* **Work item**
Please report each line of the data below that contains "Sexe".

(Entries taken from a collection)
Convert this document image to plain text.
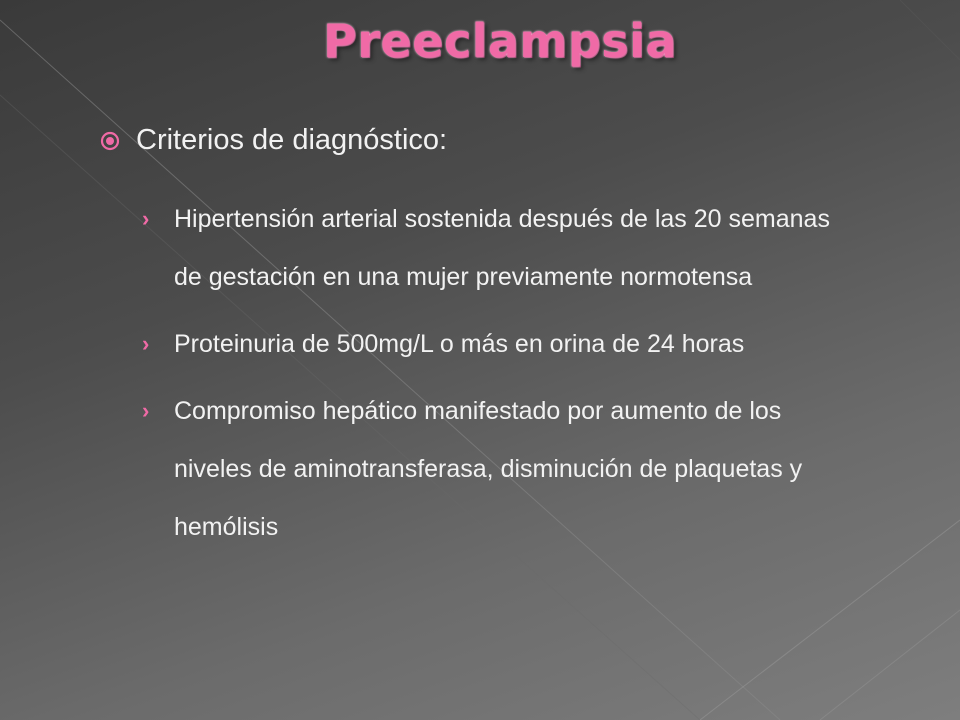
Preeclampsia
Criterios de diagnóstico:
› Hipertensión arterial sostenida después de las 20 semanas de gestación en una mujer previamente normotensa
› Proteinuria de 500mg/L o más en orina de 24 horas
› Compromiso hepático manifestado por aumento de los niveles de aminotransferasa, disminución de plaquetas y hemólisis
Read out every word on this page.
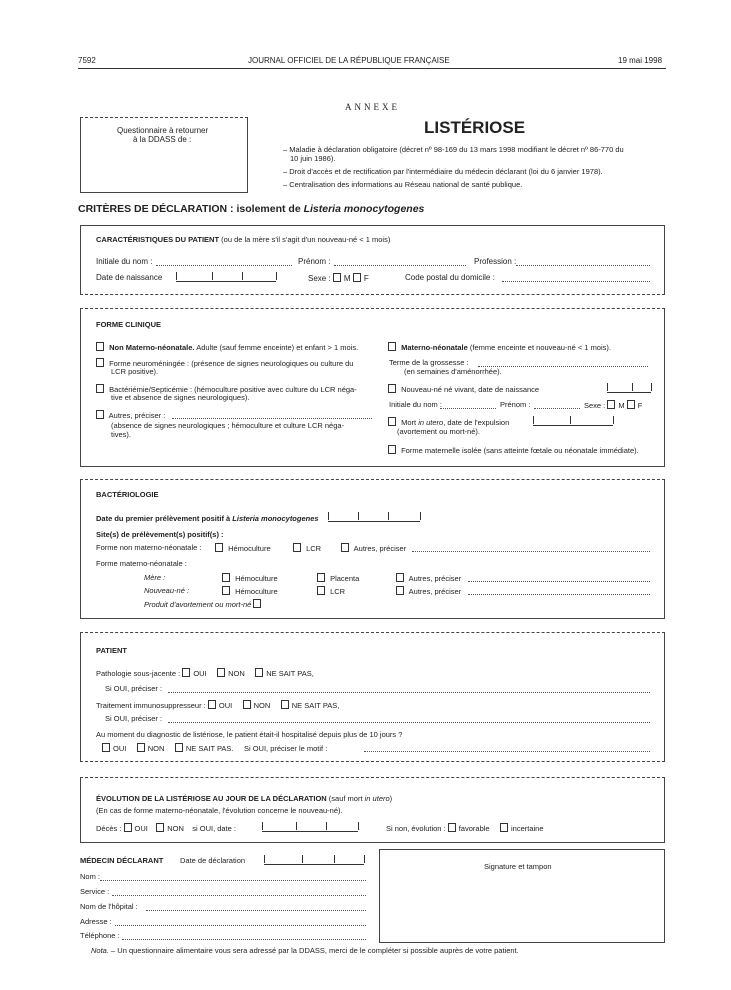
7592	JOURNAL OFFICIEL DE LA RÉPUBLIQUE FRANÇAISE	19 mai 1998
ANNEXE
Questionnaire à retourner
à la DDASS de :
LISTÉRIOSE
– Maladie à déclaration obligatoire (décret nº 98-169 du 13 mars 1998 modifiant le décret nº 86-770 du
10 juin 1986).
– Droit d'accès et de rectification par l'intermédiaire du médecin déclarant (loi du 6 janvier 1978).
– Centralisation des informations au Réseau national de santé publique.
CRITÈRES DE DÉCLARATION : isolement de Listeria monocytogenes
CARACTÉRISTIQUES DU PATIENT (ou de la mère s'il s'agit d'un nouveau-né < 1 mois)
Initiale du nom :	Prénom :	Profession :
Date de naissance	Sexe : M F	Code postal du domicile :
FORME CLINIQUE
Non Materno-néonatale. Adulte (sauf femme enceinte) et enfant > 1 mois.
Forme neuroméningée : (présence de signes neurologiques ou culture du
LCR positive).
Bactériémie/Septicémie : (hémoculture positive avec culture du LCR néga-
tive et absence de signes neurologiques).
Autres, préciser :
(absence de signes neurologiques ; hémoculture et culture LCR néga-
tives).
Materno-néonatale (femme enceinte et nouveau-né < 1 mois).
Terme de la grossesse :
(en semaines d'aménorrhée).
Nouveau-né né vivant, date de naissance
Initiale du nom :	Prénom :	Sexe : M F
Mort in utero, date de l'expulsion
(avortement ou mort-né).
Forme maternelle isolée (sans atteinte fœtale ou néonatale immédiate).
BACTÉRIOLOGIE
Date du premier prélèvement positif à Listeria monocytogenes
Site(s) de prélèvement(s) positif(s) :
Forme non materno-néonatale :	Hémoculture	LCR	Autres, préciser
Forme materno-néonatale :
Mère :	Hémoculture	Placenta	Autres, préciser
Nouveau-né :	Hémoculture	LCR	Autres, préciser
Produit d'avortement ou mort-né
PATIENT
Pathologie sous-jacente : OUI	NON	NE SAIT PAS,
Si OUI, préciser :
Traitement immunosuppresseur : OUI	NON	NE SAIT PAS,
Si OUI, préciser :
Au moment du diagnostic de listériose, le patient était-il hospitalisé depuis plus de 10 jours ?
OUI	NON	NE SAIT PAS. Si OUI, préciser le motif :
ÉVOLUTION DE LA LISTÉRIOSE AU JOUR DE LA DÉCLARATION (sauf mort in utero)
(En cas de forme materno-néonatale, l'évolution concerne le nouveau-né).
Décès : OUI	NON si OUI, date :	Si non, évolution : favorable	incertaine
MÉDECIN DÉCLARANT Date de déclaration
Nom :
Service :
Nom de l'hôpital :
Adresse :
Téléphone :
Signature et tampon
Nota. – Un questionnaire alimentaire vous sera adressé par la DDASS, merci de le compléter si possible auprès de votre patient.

==

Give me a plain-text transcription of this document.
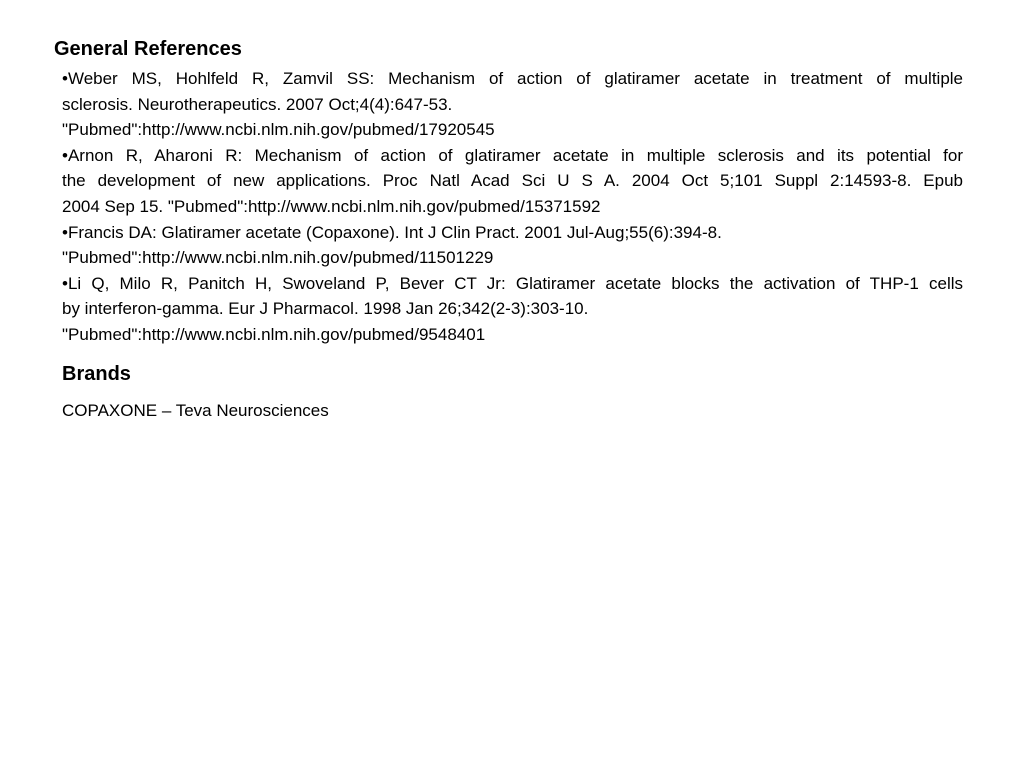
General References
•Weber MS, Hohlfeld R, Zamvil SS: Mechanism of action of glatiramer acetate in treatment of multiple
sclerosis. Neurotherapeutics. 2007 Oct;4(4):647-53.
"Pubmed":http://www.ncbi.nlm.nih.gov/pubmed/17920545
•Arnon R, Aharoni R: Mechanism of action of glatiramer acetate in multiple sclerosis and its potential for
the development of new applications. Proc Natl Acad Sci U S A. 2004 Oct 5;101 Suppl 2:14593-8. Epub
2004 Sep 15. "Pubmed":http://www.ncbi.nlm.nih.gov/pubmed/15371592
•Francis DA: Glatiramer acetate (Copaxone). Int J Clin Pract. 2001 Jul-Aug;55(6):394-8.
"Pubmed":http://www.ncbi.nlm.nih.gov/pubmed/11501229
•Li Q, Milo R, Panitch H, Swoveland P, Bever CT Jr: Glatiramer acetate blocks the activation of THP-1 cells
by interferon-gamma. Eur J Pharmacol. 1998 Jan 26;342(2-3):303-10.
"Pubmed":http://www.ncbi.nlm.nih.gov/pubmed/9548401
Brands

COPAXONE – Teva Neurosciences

* **Your solution**
Date de naissance	Sexe : M F	Code postal du domicile :
Initiale du nom :	Prénom :	Sexe : M F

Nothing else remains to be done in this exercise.